**Given exercise**: Every record that follows must be duplicated exactly, with images left out.

* Start Information provided *

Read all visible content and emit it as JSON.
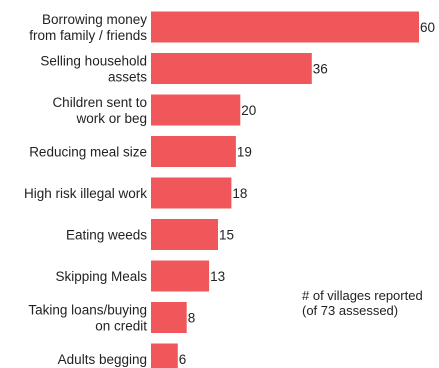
{
  "chart_data": {
    "type": "bar",
    "orientation": "horizontal",
    "categories": [
      [
        "Borrowing money",
        "from family / friends"
      ],
      [
        "Selling household",
        "assets"
      ],
      [
        "Children sent to",
        "work or beg"
      ],
      [
        "Reducing meal size"
      ],
      [
        "High risk illegal work"
      ],
      [
        "Eating weeds"
      ],
      [
        "Skipping Meals"
      ],
      [
        "Taking loans/buying",
        "on credit"
      ],
      [
        "Adults begging"
      ]
    ],
    "values": [
      60,
      36,
      20,
      19,
      18,
      15,
      13,
      8,
      6
    ],
    "value_labels": [
      "60",
      "36",
      "20",
      "19",
      "18",
      "15",
      "13",
      "8",
      "6"
    ],
    "xlim": [
      0,
      60
    ],
    "bar_color": "#f0575a",
    "grid": false,
    "title": "",
    "xlabel": "",
    "ylabel": ""
  },
  "annotation": {
    "line1": "# of villages reported",
    "line2": "(of 73 assessed)"
  }
}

* End Information provided *

**Exercise output**:
Read all visible content and emit it as JSON.
{
  "chart_data": {
    "type": "bar",
    "orientation": "horizontal",
    "categories": [
      [
        "Borrowing money",
        "from family / friends"
      ],
      [
        "Selling household",
        "assets"
      ],
      [
        "Children sent to",
        "work or beg"
      ],
      [
        "Reducing meal size"
      ],
      [
        "High risk illegal work"
      ],
      [
        "Eating weeds"
      ],
      [
        "Skipping Meals"
      ],
      [
        "Taking loans/buying",
        "on credit"
      ],
      [
        "Adults begging"
      ]
    ],
    "values": [
      60,
      36,
      20,
      19,
      18,
      15,
      13,
      8,
      6
    ],
    "value_labels": [
      "60",
      "36",
      "20",
      "19",
      "18",
      "15",
      "13",
      "8",
      "6"
    ],
    "xlim": [
      0,
      60
    ],
    "bar_color": "#f0575a",
    "grid": false,
    "title": "",
    "xlabel": "",
    "ylabel": ""
  },
  "annotation": {
    "line1": "# of villages reported",
    "line2": "(of 73 assessed)"
  }
}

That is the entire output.